— START Entries provided —

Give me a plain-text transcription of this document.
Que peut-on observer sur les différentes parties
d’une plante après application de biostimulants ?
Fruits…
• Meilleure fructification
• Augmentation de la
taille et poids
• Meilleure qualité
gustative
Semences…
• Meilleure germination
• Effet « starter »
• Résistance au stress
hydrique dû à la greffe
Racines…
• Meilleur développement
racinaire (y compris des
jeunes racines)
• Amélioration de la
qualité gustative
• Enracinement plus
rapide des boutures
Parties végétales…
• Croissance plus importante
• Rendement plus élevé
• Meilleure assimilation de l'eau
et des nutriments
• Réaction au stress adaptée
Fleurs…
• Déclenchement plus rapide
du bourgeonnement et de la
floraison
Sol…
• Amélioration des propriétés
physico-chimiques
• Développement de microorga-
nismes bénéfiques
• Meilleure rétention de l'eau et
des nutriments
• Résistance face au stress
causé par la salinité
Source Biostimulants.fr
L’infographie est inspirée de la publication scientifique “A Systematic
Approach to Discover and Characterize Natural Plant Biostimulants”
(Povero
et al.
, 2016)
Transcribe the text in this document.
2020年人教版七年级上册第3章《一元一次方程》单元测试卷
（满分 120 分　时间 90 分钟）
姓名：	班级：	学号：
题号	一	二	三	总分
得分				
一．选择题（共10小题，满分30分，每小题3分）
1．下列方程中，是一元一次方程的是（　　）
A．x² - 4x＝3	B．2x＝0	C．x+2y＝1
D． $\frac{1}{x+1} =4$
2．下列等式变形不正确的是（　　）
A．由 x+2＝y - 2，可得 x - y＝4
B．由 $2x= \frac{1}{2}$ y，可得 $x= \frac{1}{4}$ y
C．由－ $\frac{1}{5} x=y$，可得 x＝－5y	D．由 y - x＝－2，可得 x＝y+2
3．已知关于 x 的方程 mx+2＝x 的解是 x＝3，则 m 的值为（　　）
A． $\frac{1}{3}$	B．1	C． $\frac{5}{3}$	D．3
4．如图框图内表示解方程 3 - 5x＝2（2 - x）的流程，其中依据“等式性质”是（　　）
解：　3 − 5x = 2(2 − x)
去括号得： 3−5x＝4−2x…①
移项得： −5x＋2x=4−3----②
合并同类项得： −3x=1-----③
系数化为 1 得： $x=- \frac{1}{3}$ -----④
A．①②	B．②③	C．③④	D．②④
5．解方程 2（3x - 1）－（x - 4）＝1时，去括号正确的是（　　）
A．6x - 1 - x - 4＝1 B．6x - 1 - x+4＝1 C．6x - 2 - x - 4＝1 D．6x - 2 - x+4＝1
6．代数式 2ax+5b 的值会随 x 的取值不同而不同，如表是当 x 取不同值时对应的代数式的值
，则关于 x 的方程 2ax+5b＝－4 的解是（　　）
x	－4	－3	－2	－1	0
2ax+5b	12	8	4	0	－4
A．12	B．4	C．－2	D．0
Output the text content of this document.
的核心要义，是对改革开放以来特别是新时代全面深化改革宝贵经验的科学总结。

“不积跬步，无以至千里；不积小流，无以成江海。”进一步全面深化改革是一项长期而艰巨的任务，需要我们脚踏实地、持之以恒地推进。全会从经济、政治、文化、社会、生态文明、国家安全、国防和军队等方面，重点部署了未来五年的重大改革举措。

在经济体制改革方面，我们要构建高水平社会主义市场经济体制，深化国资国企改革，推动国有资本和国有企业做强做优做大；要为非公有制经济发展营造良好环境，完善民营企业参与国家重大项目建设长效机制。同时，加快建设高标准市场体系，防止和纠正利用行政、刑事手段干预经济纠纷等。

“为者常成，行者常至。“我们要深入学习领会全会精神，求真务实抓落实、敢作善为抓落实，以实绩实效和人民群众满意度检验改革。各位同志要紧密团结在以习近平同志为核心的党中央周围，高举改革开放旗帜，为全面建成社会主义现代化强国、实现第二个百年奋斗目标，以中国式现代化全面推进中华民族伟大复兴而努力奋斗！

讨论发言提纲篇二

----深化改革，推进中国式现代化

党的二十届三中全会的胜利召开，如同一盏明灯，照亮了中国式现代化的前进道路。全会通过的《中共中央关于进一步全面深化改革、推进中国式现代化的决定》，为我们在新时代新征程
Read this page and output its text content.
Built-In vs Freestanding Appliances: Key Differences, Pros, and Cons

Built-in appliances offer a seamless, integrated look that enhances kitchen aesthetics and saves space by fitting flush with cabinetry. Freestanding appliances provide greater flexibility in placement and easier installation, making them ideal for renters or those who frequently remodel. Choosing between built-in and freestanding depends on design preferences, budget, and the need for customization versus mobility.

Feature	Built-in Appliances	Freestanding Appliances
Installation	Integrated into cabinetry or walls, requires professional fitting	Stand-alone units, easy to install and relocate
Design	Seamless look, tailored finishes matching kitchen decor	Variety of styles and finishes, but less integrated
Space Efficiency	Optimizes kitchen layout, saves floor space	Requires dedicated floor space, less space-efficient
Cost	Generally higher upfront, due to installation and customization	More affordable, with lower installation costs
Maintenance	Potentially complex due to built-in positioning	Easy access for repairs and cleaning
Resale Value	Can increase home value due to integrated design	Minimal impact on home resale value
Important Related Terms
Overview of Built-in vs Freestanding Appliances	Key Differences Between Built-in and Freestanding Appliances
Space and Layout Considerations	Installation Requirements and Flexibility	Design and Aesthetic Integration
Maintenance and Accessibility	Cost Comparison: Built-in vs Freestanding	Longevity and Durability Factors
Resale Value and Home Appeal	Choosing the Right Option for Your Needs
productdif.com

— END Entries provided —

[What the exercise asks] Set down the listing above in full, please, exactly as it appears.

[Solution below]
Give me a plain-text transcription of this document.
Que peut-on observer sur les différentes parties
d’une plante après application de biostimulants ?
Fruits…
• Meilleure fructification
• Augmentation de la
taille et poids
• Meilleure qualité
gustative
Semences…
• Meilleure germination
• Effet « starter »
• Résistance au stress
hydrique dû à la greffe
Racines…
• Meilleur développement
racinaire (y compris des
jeunes racines)
• Amélioration de la
qualité gustative
• Enracinement plus
rapide des boutures
Parties végétales…
• Croissance plus importante
• Rendement plus élevé
• Meilleure assimilation de l'eau
et des nutriments
• Réaction au stress adaptée
Fleurs…
• Déclenchement plus rapide
du bourgeonnement et de la
floraison
Sol…
• Amélioration des propriétés
physico-chimiques
• Développement de microorga-
nismes bénéfiques
• Meilleure rétention de l'eau et
des nutriments
• Résistance face au stress
causé par la salinité
Source Biostimulants.fr
L’infographie est inspirée de la publication scientifique “A Systematic
Approach to Discover and Characterize Natural Plant Biostimulants”
(Povero
et al.
, 2016)
Transcribe the text in this document.
2020年人教版七年级上册第3章《一元一次方程》单元测试卷
（满分 120 分　时间 90 分钟）
姓名：	班级：	学号：
题号	一	二	三	总分
得分				
一．选择题（共10小题，满分30分，每小题3分）
1．下列方程中，是一元一次方程的是（　　）
A．x² - 4x＝3	B．2x＝0	C．x+2y＝1
D． $\frac{1}{x+1} =4$
2．下列等式变形不正确的是（　　）
A．由 x+2＝y - 2，可得 x - y＝4
B．由 $2x= \frac{1}{2}$ y，可得 $x= \frac{1}{4}$ y
C．由－ $\frac{1}{5} x=y$，可得 x＝－5y	D．由 y - x＝－2，可得 x＝y+2
3．已知关于 x 的方程 mx+2＝x 的解是 x＝3，则 m 的值为（　　）
A． $\frac{1}{3}$	B．1	C． $\frac{5}{3}$	D．3
4．如图框图内表示解方程 3 - 5x＝2（2 - x）的流程，其中依据“等式性质”是（　　）
解：　3 − 5x = 2(2 − x)
去括号得： 3−5x＝4−2x…①
移项得： −5x＋2x=4−3----②
合并同类项得： −3x=1-----③
系数化为 1 得： $x=- \frac{1}{3}$ -----④
A．①②	B．②③	C．③④	D．②④
5．解方程 2（3x - 1）－（x - 4）＝1时，去括号正确的是（　　）
A．6x - 1 - x - 4＝1 B．6x - 1 - x+4＝1 C．6x - 2 - x - 4＝1 D．6x - 2 - x+4＝1
6．代数式 2ax+5b 的值会随 x 的取值不同而不同，如表是当 x 取不同值时对应的代数式的值
，则关于 x 的方程 2ax+5b＝－4 的解是（　　）
x	－4	－3	－2	－1	0
2ax+5b	12	8	4	0	－4
A．12	B．4	C．－2	D．0
Output the text content of this document.
的核心要义，是对改革开放以来特别是新时代全面深化改革宝贵经验的科学总结。

“不积跬步，无以至千里；不积小流，无以成江海。”进一步全面深化改革是一项长期而艰巨的任务，需要我们脚踏实地、持之以恒地推进。全会从经济、政治、文化、社会、生态文明、国家安全、国防和军队等方面，重点部署了未来五年的重大改革举措。

在经济体制改革方面，我们要构建高水平社会主义市场经济体制，深化国资国企改革，推动国有资本和国有企业做强做优做大；要为非公有制经济发展营造良好环境，完善民营企业参与国家重大项目建设长效机制。同时，加快建设高标准市场体系，防止和纠正利用行政、刑事手段干预经济纠纷等。

“为者常成，行者常至。“我们要深入学习领会全会精神，求真务实抓落实、敢作善为抓落实，以实绩实效和人民群众满意度检验改革。各位同志要紧密团结在以习近平同志为核心的党中央周围，高举改革开放旗帜，为全面建成社会主义现代化强国、实现第二个百年奋斗目标，以中国式现代化全面推进中华民族伟大复兴而努力奋斗！

讨论发言提纲篇二

----深化改革，推进中国式现代化

党的二十届三中全会的胜利召开，如同一盏明灯，照亮了中国式现代化的前进道路。全会通过的《中共中央关于进一步全面深化改革、推进中国式现代化的决定》，为我们在新时代新征程
Read this page and output its text content.
Built-In vs Freestanding Appliances: Key Differences, Pros, and Cons

Built-in appliances offer a seamless, integrated look that enhances kitchen aesthetics and saves space by fitting flush with cabinetry. Freestanding appliances provide greater flexibility in placement and easier installation, making them ideal for renters or those who frequently remodel. Choosing between built-in and freestanding depends on design preferences, budget, and the need for customization versus mobility.

Feature	Built-in Appliances	Freestanding Appliances
Installation	Integrated into cabinetry or walls, requires professional fitting	Stand-alone units, easy to install and relocate
Design	Seamless look, tailored finishes matching kitchen decor	Variety of styles and finishes, but less integrated
Space Efficiency	Optimizes kitchen layout, saves floor space	Requires dedicated floor space, less space-efficient
Cost	Generally higher upfront, due to installation and customization	More affordable, with lower installation costs
Maintenance	Potentially complex due to built-in positioning	Easy access for repairs and cleaning
Resale Value	Can increase home value due to integrated design	Minimal impact on home resale value
Important Related Terms
Overview of Built-in vs Freestanding Appliances	Key Differences Between Built-in and Freestanding Appliances
Space and Layout Considerations	Installation Requirements and Flexibility	Design and Aesthetic Integration
Maintenance and Accessibility	Cost Comparison: Built-in vs Freestanding	Longevity and Durability Factors
Resale Value and Home Appeal	Choosing the Right Option for Your Needs
productdif.com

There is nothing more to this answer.